Find each line in the records below that contains the string "window", and copy all of those lines in full.

■ RECORD SET:

────────────────

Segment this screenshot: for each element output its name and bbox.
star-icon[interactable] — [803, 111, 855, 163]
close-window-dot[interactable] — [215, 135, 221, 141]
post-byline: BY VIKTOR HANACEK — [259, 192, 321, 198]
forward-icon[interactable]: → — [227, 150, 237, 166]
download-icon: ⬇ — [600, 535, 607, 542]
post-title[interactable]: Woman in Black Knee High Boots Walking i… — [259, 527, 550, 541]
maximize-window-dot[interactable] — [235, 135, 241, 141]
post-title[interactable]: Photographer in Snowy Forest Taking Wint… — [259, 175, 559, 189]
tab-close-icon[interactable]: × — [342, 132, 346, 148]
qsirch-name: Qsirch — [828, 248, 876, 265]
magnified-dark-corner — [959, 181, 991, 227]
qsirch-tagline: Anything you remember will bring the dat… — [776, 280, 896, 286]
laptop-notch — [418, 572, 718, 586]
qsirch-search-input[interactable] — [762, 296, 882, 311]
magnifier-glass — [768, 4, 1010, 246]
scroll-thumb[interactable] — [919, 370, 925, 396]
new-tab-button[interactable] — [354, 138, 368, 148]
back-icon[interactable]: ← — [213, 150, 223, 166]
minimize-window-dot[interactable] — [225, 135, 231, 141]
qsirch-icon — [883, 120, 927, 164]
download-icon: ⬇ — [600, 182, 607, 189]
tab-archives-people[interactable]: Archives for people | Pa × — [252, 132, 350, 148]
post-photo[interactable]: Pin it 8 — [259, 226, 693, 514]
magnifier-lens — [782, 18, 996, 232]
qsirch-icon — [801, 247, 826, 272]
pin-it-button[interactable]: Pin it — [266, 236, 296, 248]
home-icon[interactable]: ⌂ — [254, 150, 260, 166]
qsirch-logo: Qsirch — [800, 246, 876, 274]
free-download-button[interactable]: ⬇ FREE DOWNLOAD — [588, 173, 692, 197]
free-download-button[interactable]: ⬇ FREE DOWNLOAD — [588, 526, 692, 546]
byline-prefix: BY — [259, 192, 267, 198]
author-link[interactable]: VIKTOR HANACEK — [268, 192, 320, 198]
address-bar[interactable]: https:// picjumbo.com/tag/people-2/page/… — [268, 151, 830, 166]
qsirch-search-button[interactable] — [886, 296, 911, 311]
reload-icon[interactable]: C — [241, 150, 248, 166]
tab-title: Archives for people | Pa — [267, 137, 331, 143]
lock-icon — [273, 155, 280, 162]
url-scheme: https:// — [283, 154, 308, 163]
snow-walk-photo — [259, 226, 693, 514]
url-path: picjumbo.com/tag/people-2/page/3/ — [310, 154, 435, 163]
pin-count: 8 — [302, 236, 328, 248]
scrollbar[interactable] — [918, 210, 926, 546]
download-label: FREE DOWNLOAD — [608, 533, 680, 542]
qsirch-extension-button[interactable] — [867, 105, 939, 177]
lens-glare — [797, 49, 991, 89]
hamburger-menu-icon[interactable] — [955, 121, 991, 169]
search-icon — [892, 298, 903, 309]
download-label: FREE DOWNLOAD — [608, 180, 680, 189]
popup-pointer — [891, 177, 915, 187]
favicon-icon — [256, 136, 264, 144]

────────────────

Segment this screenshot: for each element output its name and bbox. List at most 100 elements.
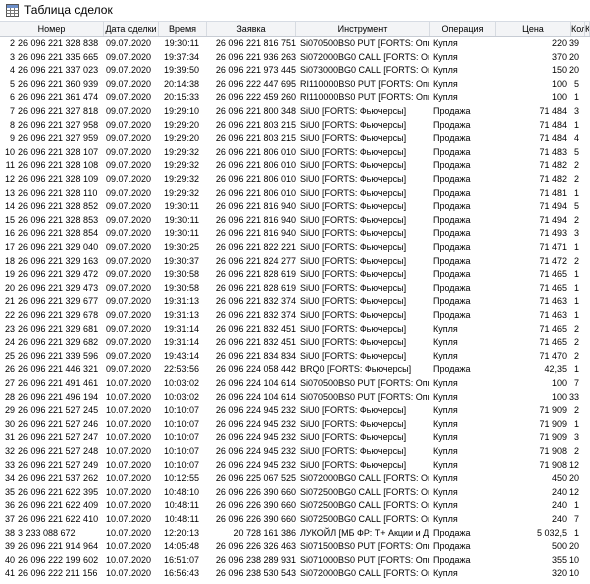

────────────────

■ TASK SOLUTION:
close-window-dot[interactable] — [215, 135, 221, 141]
maximize-window-dot[interactable] — [235, 135, 241, 141]
minimize-window-dot[interactable] — [225, 135, 231, 141]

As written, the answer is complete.